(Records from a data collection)

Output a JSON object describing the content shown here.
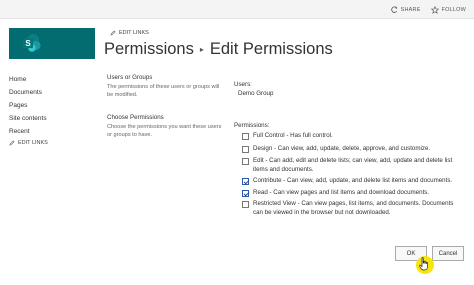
{
  "topbar": {
    "share_label": "SHARE",
    "follow_label": "FOLLOW"
  },
  "edit_links_label": "EDIT LINKS",
  "logo": {
    "letter": "S"
  },
  "page_title": {
    "part1": "Permissions",
    "separator": "▸",
    "part2": "Edit Permissions"
  },
  "leftnav": {
    "items": [
      "Home",
      "Documents",
      "Pages",
      "Site contents",
      "Recent"
    ],
    "edit_label": "EDIT LINKS"
  },
  "users_section": {
    "title": "Users or Groups",
    "description": "The permissions of these users or groups will be modified.",
    "users_label": "Users:",
    "users_value": "Demo Group"
  },
  "permissions_section": {
    "title": "Choose Permissions",
    "description": "Choose the permissions you want these users or groups to have.",
    "permissions_label": "Permissions:",
    "options": [
      {
        "text": "Full Control - Has full control.",
        "checked": false
      },
      {
        "text": "Design - Can view, add, update, delete, approve, and customize.",
        "checked": false
      },
      {
        "text": "Edit - Can add, edit and delete lists; can view, add, update and delete list items and documents.",
        "checked": false
      },
      {
        "text": "Contribute - Can view, add, update, and delete list items and documents.",
        "checked": true
      },
      {
        "text": "Read - Can view pages and list items and download documents.",
        "checked": true
      },
      {
        "text": "Restricted View - Can view pages, list items, and documents. Documents can be viewed in the browser but not downloaded.",
        "checked": false
      }
    ]
  },
  "buttons": {
    "ok_label": "OK",
    "cancel_label": "Cancel"
  },
  "colors": {
    "logo_bg": "#036c70",
    "cursor_highlight": "#f7e400"
  }
}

§ Direction
Gather each line from the listing above that holds "delete".

§ The response
        "text": "Design - Can view, add, update, delete, approve, and customize.",
        "text": "Edit - Can add, edit and delete lists; can view, add, update and delete list items and documents.",
        "text": "Contribute - Can view, add, update, and delete list items and documents.",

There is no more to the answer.